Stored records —
● ● ● ● ● ● ●

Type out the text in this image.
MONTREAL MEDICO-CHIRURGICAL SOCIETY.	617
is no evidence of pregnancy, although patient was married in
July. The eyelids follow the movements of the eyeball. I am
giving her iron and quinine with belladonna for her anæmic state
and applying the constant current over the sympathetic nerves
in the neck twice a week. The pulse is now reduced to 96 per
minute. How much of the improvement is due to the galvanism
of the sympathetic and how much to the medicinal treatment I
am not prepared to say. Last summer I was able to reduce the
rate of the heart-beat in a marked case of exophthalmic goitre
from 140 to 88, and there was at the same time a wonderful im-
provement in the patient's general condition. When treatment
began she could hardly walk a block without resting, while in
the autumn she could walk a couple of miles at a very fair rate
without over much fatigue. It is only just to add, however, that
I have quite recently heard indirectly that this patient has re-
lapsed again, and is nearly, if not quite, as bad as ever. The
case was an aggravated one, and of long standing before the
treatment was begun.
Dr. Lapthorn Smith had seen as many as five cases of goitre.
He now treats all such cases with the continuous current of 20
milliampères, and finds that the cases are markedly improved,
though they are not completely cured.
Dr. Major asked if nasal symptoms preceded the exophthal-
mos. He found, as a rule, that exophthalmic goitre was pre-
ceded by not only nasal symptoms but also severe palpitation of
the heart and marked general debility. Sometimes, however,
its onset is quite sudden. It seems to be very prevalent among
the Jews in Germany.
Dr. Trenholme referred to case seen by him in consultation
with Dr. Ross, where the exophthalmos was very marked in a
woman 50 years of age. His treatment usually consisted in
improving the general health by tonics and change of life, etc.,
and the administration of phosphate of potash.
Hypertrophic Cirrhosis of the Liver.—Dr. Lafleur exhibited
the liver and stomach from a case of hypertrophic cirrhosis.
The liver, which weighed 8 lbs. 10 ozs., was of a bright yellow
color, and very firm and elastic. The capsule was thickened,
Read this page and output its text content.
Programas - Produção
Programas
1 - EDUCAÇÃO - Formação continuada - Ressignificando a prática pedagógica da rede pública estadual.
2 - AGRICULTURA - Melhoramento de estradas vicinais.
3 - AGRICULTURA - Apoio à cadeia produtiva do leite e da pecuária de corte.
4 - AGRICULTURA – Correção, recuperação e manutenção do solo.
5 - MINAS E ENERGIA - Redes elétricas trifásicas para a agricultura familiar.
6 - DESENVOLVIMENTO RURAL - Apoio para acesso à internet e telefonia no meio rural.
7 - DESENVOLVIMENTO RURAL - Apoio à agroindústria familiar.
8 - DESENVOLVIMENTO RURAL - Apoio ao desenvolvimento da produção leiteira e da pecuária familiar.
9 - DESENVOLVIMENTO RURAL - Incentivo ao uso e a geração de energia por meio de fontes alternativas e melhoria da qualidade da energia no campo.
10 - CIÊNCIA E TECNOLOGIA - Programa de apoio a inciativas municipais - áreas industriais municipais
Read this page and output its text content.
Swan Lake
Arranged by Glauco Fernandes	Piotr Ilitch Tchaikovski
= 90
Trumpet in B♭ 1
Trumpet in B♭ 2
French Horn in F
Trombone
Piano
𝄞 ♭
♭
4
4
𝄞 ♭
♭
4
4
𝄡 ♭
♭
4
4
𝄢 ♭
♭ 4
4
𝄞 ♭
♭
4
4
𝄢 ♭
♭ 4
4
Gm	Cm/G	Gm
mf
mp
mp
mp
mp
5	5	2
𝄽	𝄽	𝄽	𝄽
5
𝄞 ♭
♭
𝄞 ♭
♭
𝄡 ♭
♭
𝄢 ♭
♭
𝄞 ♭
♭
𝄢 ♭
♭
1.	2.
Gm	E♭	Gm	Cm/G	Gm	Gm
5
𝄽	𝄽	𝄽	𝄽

● ● ● ● ● ● ●

Exercise —
The records above should all be quoted exactly, please.

Correct response —
Type out the text in this image.
MONTREAL MEDICO-CHIRURGICAL SOCIETY.	617
is no evidence of pregnancy, although patient was married in
July. The eyelids follow the movements of the eyeball. I am
giving her iron and quinine with belladonna for her anæmic state
and applying the constant current over the sympathetic nerves
in the neck twice a week. The pulse is now reduced to 96 per
minute. How much of the improvement is due to the galvanism
of the sympathetic and how much to the medicinal treatment I
am not prepared to say. Last summer I was able to reduce the
rate of the heart-beat in a marked case of exophthalmic goitre
from 140 to 88, and there was at the same time a wonderful im-
provement in the patient's general condition. When treatment
began she could hardly walk a block without resting, while in
the autumn she could walk a couple of miles at a very fair rate
without over much fatigue. It is only just to add, however, that
I have quite recently heard indirectly that this patient has re-
lapsed again, and is nearly, if not quite, as bad as ever. The
case was an aggravated one, and of long standing before the
treatment was begun.
Dr. Lapthorn Smith had seen as many as five cases of goitre.
He now treats all such cases with the continuous current of 20
milliampères, and finds that the cases are markedly improved,
though they are not completely cured.
Dr. Major asked if nasal symptoms preceded the exophthal-
mos. He found, as a rule, that exophthalmic goitre was pre-
ceded by not only nasal symptoms but also severe palpitation of
the heart and marked general debility. Sometimes, however,
its onset is quite sudden. It seems to be very prevalent among
the Jews in Germany.
Dr. Trenholme referred to case seen by him in consultation
with Dr. Ross, where the exophthalmos was very marked in a
woman 50 years of age. His treatment usually consisted in
improving the general health by tonics and change of life, etc.,
and the administration of phosphate of potash.
Hypertrophic Cirrhosis of the Liver.—Dr. Lafleur exhibited
the liver and stomach from a case of hypertrophic cirrhosis.
The liver, which weighed 8 lbs. 10 ozs., was of a bright yellow
color, and very firm and elastic. The capsule was thickened,
Read this page and output its text content.
Programas - Produção
Programas
1 - EDUCAÇÃO - Formação continuada - Ressignificando a prática pedagógica da rede pública estadual.
2 - AGRICULTURA - Melhoramento de estradas vicinais.
3 - AGRICULTURA - Apoio à cadeia produtiva do leite e da pecuária de corte.
4 - AGRICULTURA – Correção, recuperação e manutenção do solo.
5 - MINAS E ENERGIA - Redes elétricas trifásicas para a agricultura familiar.
6 - DESENVOLVIMENTO RURAL - Apoio para acesso à internet e telefonia no meio rural.
7 - DESENVOLVIMENTO RURAL - Apoio à agroindústria familiar.
8 - DESENVOLVIMENTO RURAL - Apoio ao desenvolvimento da produção leiteira e da pecuária familiar.
9 - DESENVOLVIMENTO RURAL - Incentivo ao uso e a geração de energia por meio de fontes alternativas e melhoria da qualidade da energia no campo.
10 - CIÊNCIA E TECNOLOGIA - Programa de apoio a inciativas municipais - áreas industriais municipais
Read this page and output its text content.
Swan Lake
Arranged by Glauco Fernandes	Piotr Ilitch Tchaikovski
= 90
Trumpet in B♭ 1
Trumpet in B♭ 2
French Horn in F
Trombone
Piano
𝄞 ♭
♭
4
4
𝄞 ♭
♭
4
4
𝄡 ♭
♭
4
4
𝄢 ♭
♭ 4
4
𝄞 ♭
♭
4
4
𝄢 ♭
♭ 4
4
Gm	Cm/G	Gm
mf
mp
mp
mp
mp
5	5	2
𝄽	𝄽	𝄽	𝄽
5
𝄞 ♭
♭
𝄞 ♭
♭
𝄡 ♭
♭
𝄢 ♭
♭
𝄞 ♭
♭
𝄢 ♭
♭
1.	2.
Gm	E♭	Gm	Cm/G	Gm	Gm
5
𝄽	𝄽	𝄽	𝄽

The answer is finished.